> _EXERCISE BRIEF_:
Pictures excluded, retype the lines from the one containing "Serialize everything readable" through the last line of the data below, both included.
── DATA TO PROCESS ──
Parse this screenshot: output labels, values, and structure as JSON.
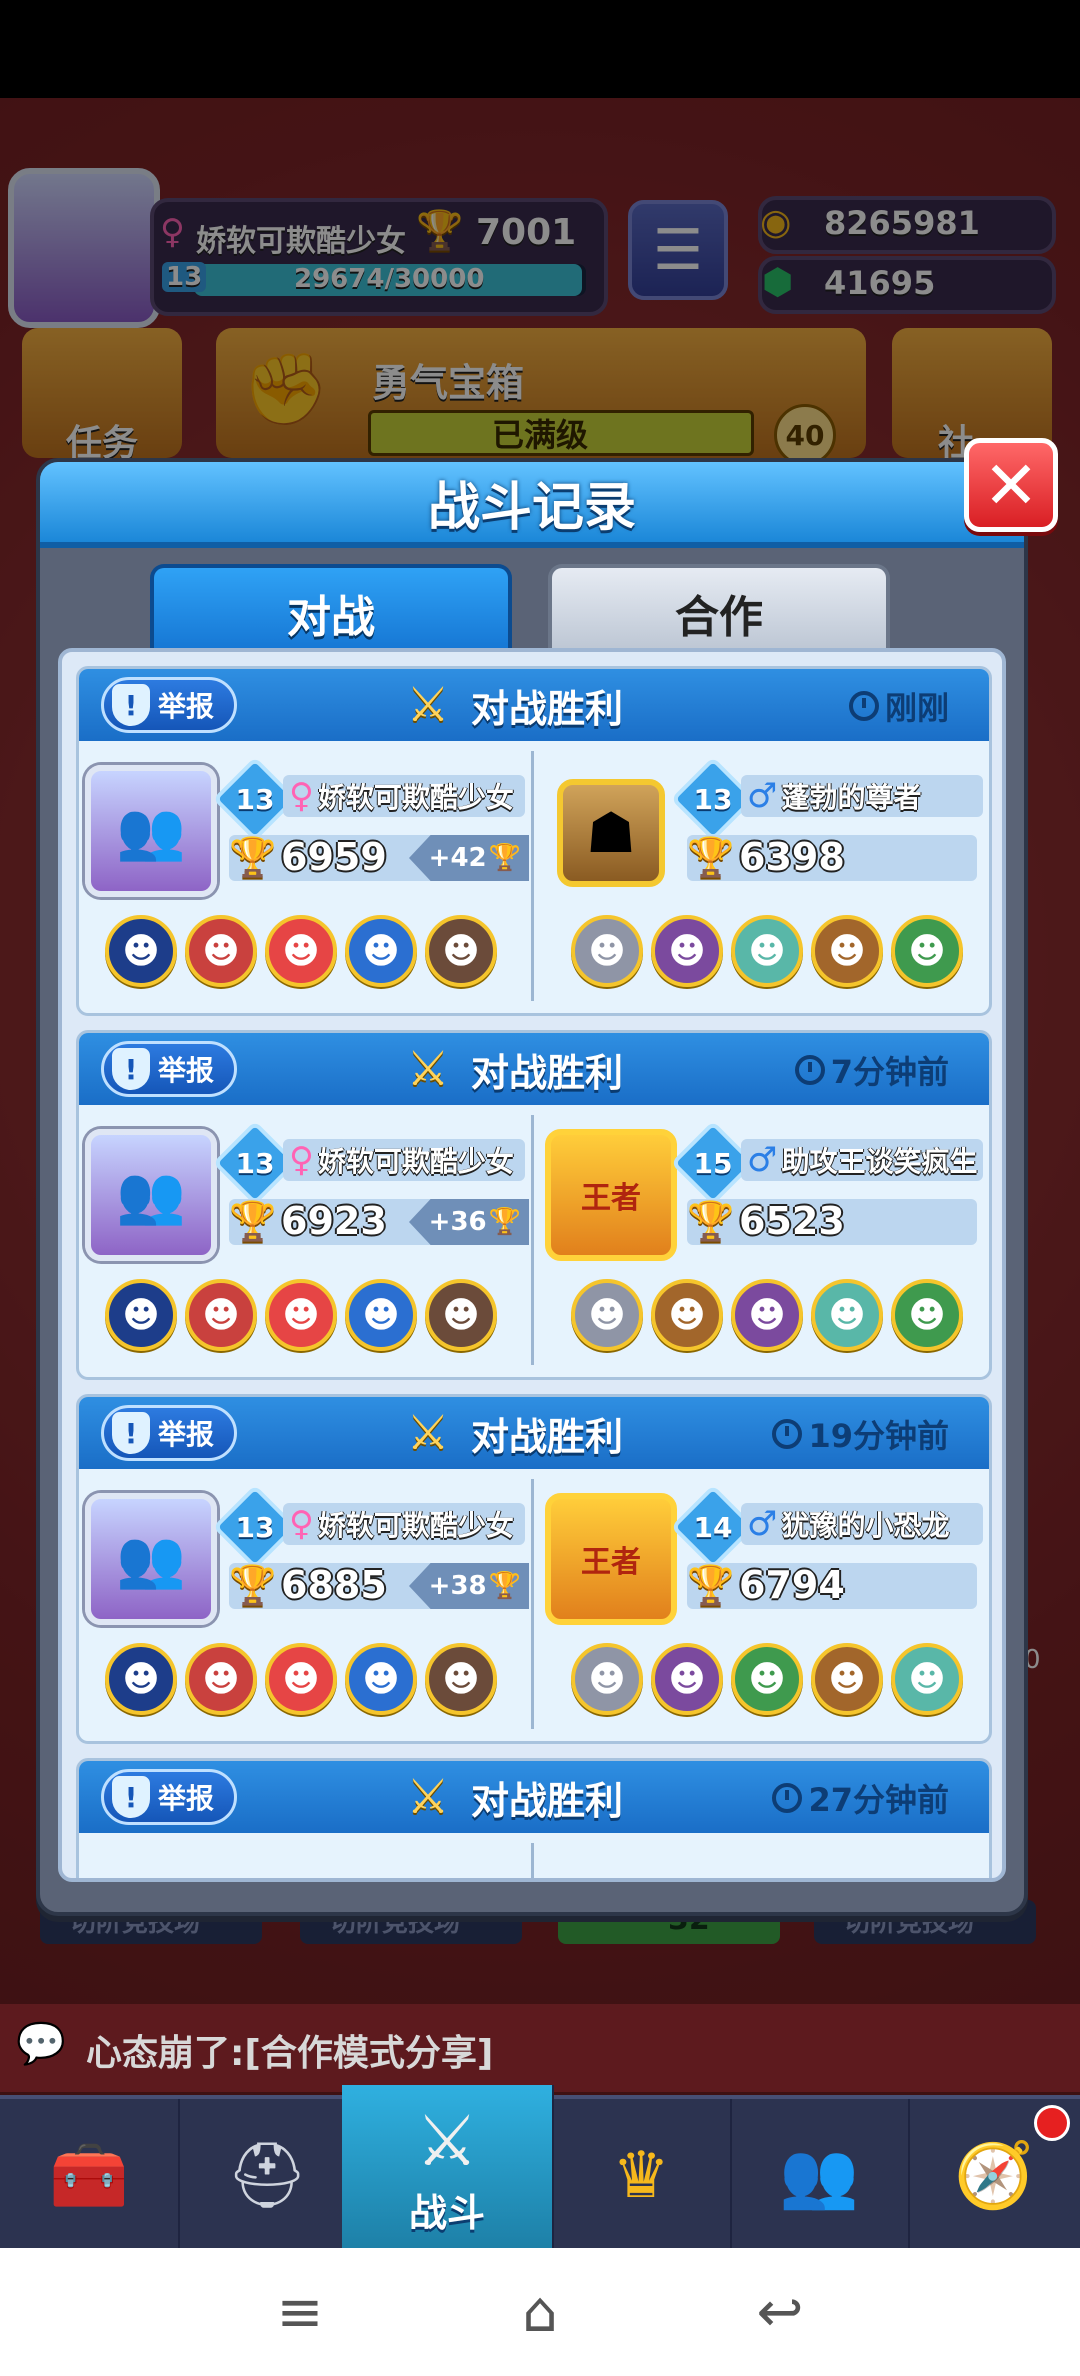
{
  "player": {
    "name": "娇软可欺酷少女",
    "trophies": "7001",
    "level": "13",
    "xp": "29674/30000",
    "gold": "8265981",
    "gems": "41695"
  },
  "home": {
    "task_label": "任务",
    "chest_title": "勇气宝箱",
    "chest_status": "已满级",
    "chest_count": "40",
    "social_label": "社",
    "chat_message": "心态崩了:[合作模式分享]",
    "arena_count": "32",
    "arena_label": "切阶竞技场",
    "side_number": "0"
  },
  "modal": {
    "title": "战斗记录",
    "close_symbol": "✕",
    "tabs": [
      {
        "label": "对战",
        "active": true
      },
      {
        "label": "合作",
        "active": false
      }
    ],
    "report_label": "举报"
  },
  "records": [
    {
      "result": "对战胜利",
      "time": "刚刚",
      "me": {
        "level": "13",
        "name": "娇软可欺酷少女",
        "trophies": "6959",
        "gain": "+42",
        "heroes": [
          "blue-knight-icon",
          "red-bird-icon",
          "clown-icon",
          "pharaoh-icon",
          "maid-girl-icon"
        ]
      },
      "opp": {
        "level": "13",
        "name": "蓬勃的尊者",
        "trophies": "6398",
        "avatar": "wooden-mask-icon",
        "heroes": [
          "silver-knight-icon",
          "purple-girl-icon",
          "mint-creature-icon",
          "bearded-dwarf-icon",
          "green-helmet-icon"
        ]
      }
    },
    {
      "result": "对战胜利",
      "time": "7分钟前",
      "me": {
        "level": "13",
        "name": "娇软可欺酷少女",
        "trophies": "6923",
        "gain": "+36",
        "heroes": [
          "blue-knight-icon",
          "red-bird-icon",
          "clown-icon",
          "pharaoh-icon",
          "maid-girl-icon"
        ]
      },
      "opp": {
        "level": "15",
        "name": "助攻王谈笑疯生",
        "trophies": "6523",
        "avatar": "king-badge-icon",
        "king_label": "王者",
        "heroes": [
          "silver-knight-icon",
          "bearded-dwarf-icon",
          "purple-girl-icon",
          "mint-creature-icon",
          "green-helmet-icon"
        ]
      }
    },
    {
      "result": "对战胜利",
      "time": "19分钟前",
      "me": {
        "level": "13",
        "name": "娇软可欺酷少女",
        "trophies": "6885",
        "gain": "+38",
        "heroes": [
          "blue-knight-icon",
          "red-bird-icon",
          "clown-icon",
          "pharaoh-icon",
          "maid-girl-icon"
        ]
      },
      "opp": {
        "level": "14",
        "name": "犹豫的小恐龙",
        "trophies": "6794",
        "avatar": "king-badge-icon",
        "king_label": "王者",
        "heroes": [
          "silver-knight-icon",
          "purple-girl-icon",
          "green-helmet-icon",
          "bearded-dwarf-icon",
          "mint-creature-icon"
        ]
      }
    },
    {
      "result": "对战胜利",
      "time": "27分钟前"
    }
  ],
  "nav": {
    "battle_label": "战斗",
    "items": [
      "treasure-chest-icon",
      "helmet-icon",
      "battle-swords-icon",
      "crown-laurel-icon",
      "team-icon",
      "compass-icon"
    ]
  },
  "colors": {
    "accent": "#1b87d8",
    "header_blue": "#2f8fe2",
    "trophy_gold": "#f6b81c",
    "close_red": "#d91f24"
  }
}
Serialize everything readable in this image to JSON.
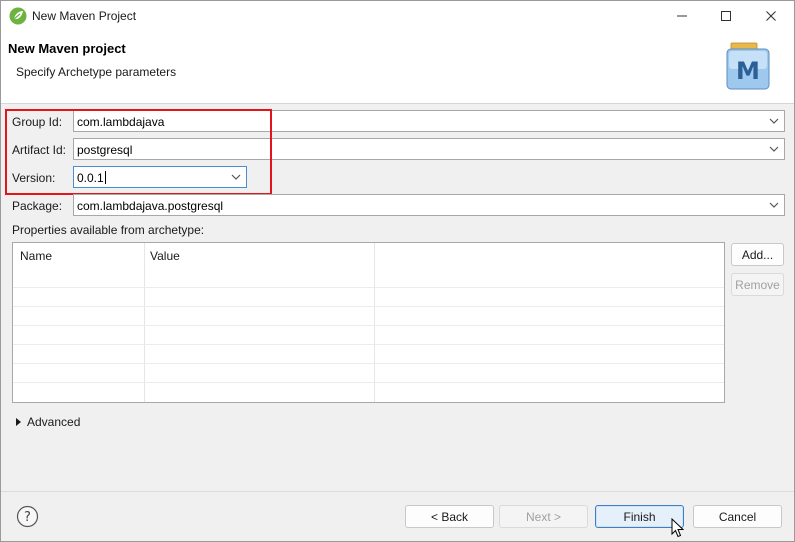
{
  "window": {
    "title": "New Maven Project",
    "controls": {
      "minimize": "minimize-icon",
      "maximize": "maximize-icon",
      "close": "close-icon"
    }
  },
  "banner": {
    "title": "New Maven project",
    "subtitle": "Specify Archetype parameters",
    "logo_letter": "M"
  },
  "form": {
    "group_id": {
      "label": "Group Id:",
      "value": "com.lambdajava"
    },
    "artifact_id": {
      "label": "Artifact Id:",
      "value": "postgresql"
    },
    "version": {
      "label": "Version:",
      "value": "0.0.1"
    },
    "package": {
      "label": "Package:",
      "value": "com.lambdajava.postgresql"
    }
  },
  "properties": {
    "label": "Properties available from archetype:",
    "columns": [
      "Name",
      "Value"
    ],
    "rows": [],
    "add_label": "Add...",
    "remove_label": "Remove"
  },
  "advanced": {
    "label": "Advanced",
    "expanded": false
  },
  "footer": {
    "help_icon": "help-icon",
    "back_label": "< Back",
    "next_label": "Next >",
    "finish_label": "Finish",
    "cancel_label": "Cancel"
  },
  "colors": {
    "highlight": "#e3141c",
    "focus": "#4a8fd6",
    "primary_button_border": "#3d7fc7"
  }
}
───
> _WORKED SOLUTION_:
Serialize everything readable in this image to JSON.
{
  "window": {
    "title": "New Maven Project",
    "controls": {
      "minimize": "minimize-icon",
      "maximize": "maximize-icon",
      "close": "close-icon"
    }
  },
  "banner": {
    "title": "New Maven project",
    "subtitle": "Specify Archetype parameters",
    "logo_letter": "M"
  },
  "form": {
    "group_id": {
      "label": "Group Id:",
      "value": "com.lambdajava"
    },
    "artifact_id": {
      "label": "Artifact Id:",
      "value": "postgresql"
    },
    "version": {
      "label": "Version:",
      "value": "0.0.1"
    },
    "package": {
      "label": "Package:",
      "value": "com.lambdajava.postgresql"
    }
  },
  "properties": {
    "label": "Properties available from archetype:",
    "columns": [
      "Name",
      "Value"
    ],
    "rows": [],
    "add_label": "Add...",
    "remove_label": "Remove"
  },
  "advanced": {
    "label": "Advanced",
    "expanded": false
  },
  "footer": {
    "help_icon": "help-icon",
    "back_label": "< Back",
    "next_label": "Next >",
    "finish_label": "Finish",
    "cancel_label": "Cancel"
  },
  "colors": {
    "highlight": "#e3141c",
    "focus": "#4a8fd6",
    "primary_button_border": "#3d7fc7"
  }
}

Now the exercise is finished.